WORK TO COMPLETE - Images should be left out, and everything else in the listing reproduced exactly.

DATASET RECORDS -
______________________________

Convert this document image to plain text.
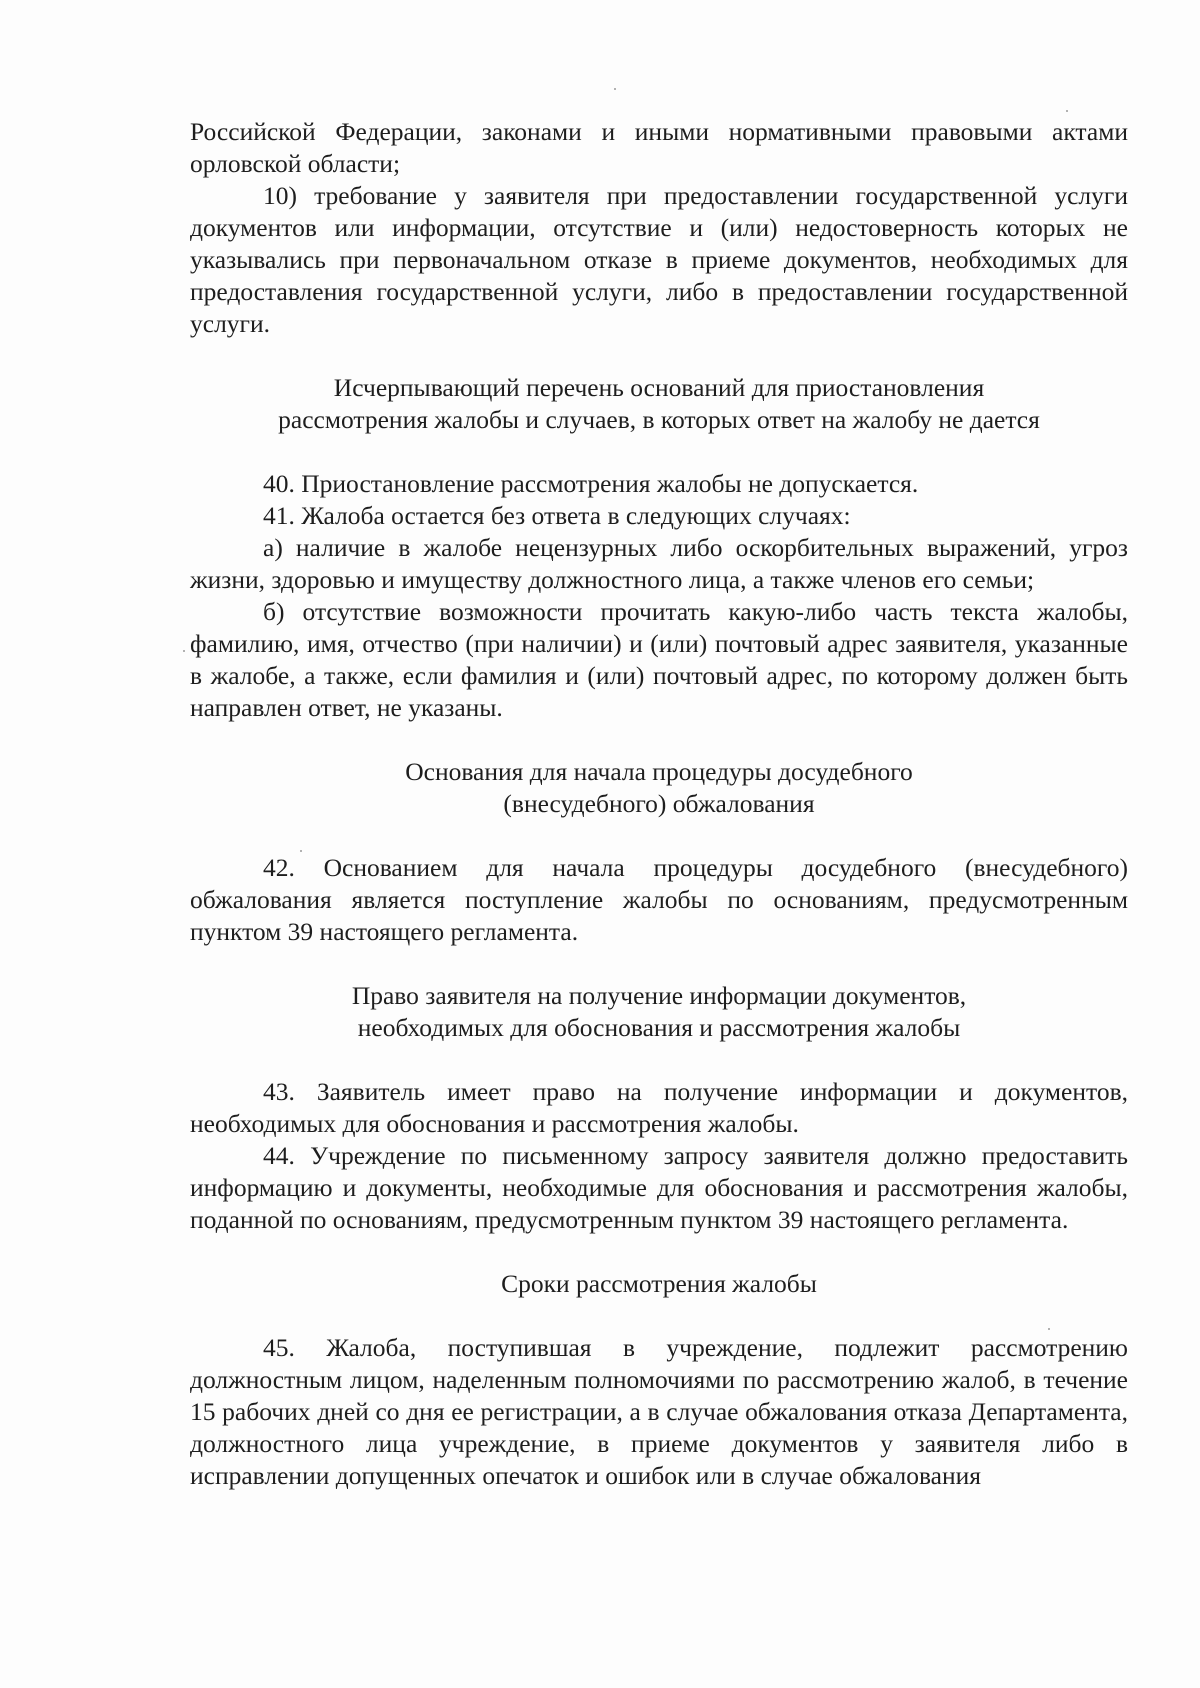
Российской Федерации, законами и иными нормативными правовыми актами орловской области;

10) требование у заявителя при предоставлении государственной услуги документов или информации, отсутствие и (или) недостоверность которых не указывались при первоначальном отказе в приеме документов, необходимых для предоставления государственной услуги, либо в предоставлении государственной услуги.

Исчерпывающий перечень оснований для приостановления

рассмотрения жалобы и случаев, в которых ответ на жалобу не дается

40. Приостановление рассмотрения жалобы не допускается.

41. Жалоба остается без ответа в следующих случаях:

а) наличие в жалобе нецензурных либо оскорбительных выражений, угроз жизни, здоровью и имуществу должностного лица, а также членов его семьи;

б) отсутствие возможности прочитать какую-либо часть текста жалобы, фамилию, имя, отчество (при наличии) и (или) почтовый адрес заявителя, указанные в жалобе, а также, если фамилия и (или) почтовый адрес, по которому должен быть направлен ответ, не указаны.

Основания для начала процедуры досудебного

(внесудебного) обжалования

42. Основанием для начала процедуры досудебного (внесудебного) обжалования является поступление жалобы по основаниям, предусмотренным пунктом 39 настоящего регламента.

Право заявителя на получение информации документов,

необходимых для обоснования и рассмотрения жалобы

43. Заявитель имеет право на получение информации и документов, необходимых для обоснования и рассмотрения жалобы.

44. Учреждение по письменному запросу заявителя должно предоставить информацию и документы, необходимые для обоснования и рассмотрения жалобы, поданной по основаниям, предусмотренным пунктом 39 настоящего регламента.

Сроки рассмотрения жалобы

45. Жалоба, поступившая в учреждение, подлежит рассмотрению должностным лицом, наделенным полномочиями по рассмотрению жалоб, в течение 15 рабочих дней со дня ее регистрации, а в случае обжалования отказа Департамента, должностного лица учреждение, в приеме документов у заявителя либо в исправлении допущенных опечаток и ошибок или в случае обжалования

______________________________

SOLUTION TO THE PROBLEM -
Convert this document image to plain text.
Российской Федерации, законами и иными нормативными правовыми актами орловской области;

10) требование у заявителя при предоставлении государственной услуги документов или информации, отсутствие и (или) недостоверность которых не указывались при первоначальном отказе в приеме документов, необходимых для предоставления государственной услуги, либо в предоставлении государственной услуги.

Исчерпывающий перечень оснований для приостановления

рассмотрения жалобы и случаев, в которых ответ на жалобу не дается

40. Приостановление рассмотрения жалобы не допускается.

41. Жалоба остается без ответа в следующих случаях:

а) наличие в жалобе нецензурных либо оскорбительных выражений, угроз жизни, здоровью и имуществу должностного лица, а также членов его семьи;

б) отсутствие возможности прочитать какую-либо часть текста жалобы, фамилию, имя, отчество (при наличии) и (или) почтовый адрес заявителя, указанные в жалобе, а также, если фамилия и (или) почтовый адрес, по которому должен быть направлен ответ, не указаны.

Основания для начала процедуры досудебного

(внесудебного) обжалования

42. Основанием для начала процедуры досудебного (внесудебного) обжалования является поступление жалобы по основаниям, предусмотренным пунктом 39 настоящего регламента.

Право заявителя на получение информации документов,

необходимых для обоснования и рассмотрения жалобы

43. Заявитель имеет право на получение информации и документов, необходимых для обоснования и рассмотрения жалобы.

44. Учреждение по письменному запросу заявителя должно предоставить информацию и документы, необходимые для обоснования и рассмотрения жалобы, поданной по основаниям, предусмотренным пунктом 39 настоящего регламента.

Сроки рассмотрения жалобы

45. Жалоба, поступившая в учреждение, подлежит рассмотрению должностным лицом, наделенным полномочиями по рассмотрению жалоб, в течение 15 рабочих дней со дня ее регистрации, а в случае обжалования отказа Департамента, должностного лица учреждение, в приеме документов у заявителя либо в исправлении допущенных опечаток и ошибок или в случае обжалования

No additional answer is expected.